TASK DESCRIPTION ->
Identify each line holding the string "upload" and copy it.

RECORDED INFORMATION ->
##########

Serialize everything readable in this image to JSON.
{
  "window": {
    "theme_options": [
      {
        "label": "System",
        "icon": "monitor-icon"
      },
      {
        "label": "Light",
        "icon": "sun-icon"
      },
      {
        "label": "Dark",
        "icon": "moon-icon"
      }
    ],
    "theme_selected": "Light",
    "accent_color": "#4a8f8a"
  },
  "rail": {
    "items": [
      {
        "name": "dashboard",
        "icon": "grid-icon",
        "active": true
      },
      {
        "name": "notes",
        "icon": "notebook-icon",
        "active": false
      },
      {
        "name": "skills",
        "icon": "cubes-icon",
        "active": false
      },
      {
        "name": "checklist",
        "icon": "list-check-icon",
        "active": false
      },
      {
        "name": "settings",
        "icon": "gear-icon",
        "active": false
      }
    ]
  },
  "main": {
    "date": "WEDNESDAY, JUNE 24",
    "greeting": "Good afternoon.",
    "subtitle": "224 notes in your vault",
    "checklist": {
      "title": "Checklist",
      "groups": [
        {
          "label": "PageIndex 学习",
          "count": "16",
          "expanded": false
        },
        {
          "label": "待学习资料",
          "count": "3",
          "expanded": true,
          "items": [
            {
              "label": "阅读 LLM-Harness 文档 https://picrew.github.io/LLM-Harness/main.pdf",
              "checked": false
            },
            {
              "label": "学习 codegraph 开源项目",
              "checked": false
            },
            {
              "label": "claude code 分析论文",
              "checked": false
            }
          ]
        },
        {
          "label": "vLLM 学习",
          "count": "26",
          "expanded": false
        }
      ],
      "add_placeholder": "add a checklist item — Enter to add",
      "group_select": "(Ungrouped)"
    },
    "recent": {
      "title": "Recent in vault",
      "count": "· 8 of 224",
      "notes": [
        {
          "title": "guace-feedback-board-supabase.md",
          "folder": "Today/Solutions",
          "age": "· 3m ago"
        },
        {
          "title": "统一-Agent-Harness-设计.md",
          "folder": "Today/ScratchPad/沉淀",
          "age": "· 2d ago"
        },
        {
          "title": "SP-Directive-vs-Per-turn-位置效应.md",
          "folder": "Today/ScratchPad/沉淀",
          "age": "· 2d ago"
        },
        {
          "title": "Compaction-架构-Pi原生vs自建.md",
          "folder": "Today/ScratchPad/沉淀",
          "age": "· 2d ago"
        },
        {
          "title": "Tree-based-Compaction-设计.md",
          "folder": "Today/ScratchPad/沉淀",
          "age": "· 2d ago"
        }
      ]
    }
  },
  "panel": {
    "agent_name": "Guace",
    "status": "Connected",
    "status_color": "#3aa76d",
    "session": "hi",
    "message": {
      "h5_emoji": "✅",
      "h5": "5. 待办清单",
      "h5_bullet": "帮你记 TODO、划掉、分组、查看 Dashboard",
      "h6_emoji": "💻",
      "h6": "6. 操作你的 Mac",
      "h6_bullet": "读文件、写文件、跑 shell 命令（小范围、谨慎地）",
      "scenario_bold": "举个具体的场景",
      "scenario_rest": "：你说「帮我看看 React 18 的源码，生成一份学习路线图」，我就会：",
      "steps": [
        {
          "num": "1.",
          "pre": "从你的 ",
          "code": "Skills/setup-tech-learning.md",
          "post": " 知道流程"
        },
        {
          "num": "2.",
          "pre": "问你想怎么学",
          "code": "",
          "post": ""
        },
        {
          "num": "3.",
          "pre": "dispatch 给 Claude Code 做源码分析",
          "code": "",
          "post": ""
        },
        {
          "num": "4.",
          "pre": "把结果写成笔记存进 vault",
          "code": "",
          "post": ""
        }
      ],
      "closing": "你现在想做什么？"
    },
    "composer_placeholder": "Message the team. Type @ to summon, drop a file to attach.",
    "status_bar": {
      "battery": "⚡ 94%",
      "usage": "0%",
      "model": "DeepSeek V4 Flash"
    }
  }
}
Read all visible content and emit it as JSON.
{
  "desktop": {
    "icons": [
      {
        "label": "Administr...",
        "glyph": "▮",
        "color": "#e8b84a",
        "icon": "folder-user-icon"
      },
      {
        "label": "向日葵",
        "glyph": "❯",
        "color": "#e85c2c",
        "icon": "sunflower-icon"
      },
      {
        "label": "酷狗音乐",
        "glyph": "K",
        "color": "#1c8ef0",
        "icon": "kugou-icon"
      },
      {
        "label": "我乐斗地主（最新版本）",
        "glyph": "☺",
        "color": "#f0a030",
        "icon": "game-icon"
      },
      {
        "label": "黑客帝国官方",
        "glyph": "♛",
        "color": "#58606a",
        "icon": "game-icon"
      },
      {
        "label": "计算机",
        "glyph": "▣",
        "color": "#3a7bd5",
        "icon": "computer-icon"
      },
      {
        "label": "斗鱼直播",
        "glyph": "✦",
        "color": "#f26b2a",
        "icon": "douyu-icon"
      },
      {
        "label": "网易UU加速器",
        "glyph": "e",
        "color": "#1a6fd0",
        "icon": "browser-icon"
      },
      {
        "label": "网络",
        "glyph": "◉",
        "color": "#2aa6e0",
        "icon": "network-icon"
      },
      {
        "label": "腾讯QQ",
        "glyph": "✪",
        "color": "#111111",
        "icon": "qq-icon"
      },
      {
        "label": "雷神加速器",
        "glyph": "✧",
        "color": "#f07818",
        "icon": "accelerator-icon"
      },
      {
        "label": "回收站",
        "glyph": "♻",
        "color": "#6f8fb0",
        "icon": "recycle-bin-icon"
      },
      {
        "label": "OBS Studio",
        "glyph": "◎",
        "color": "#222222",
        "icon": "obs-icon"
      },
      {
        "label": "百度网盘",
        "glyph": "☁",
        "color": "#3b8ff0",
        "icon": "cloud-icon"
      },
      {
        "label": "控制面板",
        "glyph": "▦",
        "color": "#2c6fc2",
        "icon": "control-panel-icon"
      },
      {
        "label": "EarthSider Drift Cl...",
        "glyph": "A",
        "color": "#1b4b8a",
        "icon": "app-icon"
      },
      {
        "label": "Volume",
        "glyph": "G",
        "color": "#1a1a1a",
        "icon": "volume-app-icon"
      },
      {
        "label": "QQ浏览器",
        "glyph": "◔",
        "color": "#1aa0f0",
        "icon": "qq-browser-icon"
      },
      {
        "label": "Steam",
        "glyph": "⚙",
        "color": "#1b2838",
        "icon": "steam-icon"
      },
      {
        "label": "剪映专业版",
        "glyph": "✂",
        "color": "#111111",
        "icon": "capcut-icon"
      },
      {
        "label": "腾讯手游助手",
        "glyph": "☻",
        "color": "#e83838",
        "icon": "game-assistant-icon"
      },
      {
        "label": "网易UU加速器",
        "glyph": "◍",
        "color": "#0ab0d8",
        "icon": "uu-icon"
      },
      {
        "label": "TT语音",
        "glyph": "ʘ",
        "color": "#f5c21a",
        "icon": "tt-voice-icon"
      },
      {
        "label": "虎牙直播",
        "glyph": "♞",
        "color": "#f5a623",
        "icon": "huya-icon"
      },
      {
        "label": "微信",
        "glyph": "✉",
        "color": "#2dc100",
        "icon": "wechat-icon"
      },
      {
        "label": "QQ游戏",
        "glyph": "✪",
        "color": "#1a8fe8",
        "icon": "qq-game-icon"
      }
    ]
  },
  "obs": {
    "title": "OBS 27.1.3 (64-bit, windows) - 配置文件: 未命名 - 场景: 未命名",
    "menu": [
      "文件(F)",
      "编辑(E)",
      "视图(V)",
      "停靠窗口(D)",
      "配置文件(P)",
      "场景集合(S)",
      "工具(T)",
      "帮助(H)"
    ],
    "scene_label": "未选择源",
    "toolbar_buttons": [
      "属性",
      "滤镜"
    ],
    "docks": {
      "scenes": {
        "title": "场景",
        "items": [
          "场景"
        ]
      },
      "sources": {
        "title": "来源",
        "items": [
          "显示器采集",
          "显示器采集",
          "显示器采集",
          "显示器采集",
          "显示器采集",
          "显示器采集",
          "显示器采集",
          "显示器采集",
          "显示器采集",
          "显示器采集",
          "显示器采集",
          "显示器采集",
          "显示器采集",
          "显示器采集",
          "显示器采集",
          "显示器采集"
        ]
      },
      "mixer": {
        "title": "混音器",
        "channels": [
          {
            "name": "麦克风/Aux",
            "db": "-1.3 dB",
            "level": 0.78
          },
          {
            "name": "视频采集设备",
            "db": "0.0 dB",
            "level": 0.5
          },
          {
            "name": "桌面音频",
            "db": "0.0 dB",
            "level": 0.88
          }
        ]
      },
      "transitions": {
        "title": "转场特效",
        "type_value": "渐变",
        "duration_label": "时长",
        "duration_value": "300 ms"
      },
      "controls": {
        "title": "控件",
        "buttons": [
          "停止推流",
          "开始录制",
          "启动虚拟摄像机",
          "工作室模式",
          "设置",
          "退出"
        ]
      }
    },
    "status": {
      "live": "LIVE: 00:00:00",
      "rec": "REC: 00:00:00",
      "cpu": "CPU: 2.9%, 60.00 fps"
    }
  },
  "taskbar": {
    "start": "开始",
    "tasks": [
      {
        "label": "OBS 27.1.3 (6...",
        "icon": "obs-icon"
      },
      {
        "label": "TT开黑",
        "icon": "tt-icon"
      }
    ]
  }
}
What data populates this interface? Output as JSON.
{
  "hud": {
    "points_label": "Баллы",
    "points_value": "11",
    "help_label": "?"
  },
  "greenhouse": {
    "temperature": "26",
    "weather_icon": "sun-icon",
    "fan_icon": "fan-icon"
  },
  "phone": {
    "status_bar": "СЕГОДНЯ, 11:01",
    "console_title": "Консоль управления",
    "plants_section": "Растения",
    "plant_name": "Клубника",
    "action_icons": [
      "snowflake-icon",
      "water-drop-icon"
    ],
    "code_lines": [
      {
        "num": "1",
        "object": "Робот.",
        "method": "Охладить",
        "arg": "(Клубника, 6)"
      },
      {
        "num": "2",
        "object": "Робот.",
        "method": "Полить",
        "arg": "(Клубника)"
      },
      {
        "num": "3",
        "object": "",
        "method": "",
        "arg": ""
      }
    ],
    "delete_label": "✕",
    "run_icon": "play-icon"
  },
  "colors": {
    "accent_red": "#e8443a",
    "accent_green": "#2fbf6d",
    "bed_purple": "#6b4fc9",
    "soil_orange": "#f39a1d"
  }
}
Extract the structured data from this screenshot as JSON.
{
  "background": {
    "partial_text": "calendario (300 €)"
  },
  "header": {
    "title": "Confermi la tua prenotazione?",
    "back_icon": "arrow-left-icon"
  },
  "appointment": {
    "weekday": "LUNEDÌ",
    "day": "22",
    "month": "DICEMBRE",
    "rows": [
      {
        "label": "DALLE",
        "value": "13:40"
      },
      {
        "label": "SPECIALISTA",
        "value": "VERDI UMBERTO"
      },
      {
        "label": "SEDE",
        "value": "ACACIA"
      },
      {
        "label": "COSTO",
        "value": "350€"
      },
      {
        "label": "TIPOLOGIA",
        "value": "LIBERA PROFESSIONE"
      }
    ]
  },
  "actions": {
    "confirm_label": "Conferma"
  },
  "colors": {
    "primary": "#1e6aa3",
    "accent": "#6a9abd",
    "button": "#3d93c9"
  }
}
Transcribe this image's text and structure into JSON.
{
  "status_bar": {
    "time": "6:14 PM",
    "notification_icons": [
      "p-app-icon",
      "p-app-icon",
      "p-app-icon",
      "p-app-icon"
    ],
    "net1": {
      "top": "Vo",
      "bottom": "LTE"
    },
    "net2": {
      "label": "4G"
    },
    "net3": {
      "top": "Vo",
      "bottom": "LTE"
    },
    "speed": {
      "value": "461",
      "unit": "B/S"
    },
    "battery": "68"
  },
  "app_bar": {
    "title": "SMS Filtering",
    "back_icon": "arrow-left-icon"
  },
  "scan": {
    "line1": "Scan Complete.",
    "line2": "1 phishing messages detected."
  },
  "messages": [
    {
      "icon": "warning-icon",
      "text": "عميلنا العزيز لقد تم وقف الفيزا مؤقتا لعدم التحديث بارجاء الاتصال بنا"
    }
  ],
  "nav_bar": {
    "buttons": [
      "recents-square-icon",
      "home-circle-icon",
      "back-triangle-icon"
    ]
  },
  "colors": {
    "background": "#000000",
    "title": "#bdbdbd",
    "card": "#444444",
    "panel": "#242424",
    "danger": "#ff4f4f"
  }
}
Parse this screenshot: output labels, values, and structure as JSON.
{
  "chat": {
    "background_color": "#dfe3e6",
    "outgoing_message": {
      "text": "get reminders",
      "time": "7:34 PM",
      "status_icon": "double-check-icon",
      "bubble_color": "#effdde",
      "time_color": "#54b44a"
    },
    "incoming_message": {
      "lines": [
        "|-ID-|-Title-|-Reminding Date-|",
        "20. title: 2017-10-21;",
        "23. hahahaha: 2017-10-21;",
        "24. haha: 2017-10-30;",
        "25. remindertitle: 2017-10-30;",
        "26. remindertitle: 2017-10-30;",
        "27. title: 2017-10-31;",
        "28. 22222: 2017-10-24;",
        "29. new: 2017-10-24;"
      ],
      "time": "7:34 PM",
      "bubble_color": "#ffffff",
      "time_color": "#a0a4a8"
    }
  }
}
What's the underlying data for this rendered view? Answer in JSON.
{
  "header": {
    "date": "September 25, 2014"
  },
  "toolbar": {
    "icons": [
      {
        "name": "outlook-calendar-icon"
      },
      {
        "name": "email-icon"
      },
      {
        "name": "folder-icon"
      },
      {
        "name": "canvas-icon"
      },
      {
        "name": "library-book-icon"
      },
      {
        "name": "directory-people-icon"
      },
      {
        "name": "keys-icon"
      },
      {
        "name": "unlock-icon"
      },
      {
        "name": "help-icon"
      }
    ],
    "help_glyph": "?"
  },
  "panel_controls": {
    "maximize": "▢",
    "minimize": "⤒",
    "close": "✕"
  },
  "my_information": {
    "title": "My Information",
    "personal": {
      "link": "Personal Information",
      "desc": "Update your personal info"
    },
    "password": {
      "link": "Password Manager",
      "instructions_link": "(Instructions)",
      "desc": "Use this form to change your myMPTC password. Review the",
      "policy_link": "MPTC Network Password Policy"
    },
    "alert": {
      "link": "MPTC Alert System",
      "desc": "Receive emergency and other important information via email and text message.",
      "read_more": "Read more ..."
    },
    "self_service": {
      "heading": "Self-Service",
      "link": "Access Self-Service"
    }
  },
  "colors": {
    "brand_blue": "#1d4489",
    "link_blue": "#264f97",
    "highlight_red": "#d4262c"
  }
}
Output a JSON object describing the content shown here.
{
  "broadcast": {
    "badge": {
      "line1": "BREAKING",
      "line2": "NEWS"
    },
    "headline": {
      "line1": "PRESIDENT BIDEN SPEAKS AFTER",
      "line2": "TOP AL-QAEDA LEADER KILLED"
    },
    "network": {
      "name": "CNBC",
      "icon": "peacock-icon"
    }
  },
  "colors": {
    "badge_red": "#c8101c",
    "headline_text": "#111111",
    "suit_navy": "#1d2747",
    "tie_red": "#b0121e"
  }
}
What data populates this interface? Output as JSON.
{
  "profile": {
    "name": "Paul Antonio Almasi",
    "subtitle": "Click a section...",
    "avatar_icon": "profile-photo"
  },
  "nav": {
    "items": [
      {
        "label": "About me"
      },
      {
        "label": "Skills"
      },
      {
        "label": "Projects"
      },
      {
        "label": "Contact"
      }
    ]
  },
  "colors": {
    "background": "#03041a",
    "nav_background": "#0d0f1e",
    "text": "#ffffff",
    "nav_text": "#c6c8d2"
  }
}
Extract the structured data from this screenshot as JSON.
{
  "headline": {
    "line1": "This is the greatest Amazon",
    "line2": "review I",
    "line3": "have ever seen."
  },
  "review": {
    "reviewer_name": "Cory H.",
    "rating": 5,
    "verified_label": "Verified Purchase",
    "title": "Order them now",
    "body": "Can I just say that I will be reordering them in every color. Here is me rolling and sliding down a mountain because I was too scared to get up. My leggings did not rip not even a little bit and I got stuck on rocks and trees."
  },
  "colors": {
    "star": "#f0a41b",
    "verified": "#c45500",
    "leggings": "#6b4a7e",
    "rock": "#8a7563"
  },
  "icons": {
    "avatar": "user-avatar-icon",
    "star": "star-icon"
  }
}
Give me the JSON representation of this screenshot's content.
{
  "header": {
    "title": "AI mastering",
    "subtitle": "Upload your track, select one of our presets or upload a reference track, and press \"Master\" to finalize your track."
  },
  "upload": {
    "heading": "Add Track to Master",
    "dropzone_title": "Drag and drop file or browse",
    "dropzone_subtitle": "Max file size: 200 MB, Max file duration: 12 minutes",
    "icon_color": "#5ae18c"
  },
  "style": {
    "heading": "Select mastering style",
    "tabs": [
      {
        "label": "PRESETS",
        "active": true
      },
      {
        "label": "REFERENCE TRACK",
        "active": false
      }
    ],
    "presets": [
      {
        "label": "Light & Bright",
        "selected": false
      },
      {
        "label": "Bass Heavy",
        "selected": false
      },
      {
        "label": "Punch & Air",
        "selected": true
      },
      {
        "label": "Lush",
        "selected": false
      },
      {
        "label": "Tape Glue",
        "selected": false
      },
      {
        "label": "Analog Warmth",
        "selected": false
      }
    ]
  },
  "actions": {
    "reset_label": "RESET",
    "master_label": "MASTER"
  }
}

##########

TASK SOLUTION ->
    "subtitle": "Upload your track, select one of our presets or upload a reference track, and press \"Master\" to finalize your track."
  "upload": {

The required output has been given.